Stored items from a collection:
────────

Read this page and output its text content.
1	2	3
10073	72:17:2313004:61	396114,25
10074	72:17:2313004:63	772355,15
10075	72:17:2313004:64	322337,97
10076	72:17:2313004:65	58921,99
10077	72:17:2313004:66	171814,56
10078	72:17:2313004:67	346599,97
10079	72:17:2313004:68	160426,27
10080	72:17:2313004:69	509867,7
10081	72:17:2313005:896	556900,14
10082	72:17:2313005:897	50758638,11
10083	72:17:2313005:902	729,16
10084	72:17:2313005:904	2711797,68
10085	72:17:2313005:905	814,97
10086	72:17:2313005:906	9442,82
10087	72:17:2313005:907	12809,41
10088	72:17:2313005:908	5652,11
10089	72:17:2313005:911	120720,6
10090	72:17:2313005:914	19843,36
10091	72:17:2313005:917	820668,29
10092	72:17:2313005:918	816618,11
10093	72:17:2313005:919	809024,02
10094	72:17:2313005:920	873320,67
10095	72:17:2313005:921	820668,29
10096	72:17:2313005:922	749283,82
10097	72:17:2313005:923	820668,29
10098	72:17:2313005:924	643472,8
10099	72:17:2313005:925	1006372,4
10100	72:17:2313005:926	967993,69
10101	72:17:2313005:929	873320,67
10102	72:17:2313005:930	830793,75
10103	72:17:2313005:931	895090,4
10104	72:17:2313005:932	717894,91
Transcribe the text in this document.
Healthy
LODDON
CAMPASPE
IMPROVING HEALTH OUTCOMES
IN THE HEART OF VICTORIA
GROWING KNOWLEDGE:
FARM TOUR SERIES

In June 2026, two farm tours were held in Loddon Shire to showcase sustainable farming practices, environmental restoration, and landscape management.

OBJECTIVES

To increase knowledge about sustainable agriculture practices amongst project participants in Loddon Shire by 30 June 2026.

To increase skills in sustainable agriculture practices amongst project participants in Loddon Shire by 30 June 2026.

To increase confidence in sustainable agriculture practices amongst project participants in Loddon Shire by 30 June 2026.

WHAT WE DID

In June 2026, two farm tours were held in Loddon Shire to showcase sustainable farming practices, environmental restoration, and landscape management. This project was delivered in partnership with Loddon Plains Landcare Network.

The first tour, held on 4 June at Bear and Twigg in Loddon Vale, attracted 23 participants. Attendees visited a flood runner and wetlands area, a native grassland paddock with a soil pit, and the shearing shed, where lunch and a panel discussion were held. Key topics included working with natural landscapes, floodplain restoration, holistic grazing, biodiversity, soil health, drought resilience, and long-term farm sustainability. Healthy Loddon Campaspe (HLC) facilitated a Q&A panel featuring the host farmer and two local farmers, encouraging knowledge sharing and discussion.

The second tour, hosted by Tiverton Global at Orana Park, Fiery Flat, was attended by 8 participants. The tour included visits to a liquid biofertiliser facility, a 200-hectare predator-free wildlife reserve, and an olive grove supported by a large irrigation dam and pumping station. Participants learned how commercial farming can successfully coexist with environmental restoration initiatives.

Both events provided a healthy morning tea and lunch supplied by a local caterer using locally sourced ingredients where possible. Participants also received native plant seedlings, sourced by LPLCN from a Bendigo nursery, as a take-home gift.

────────

Exercise prompt:
Of all the lines in the listing above, how many include "environmental"? Write only the number.

Final answer:
3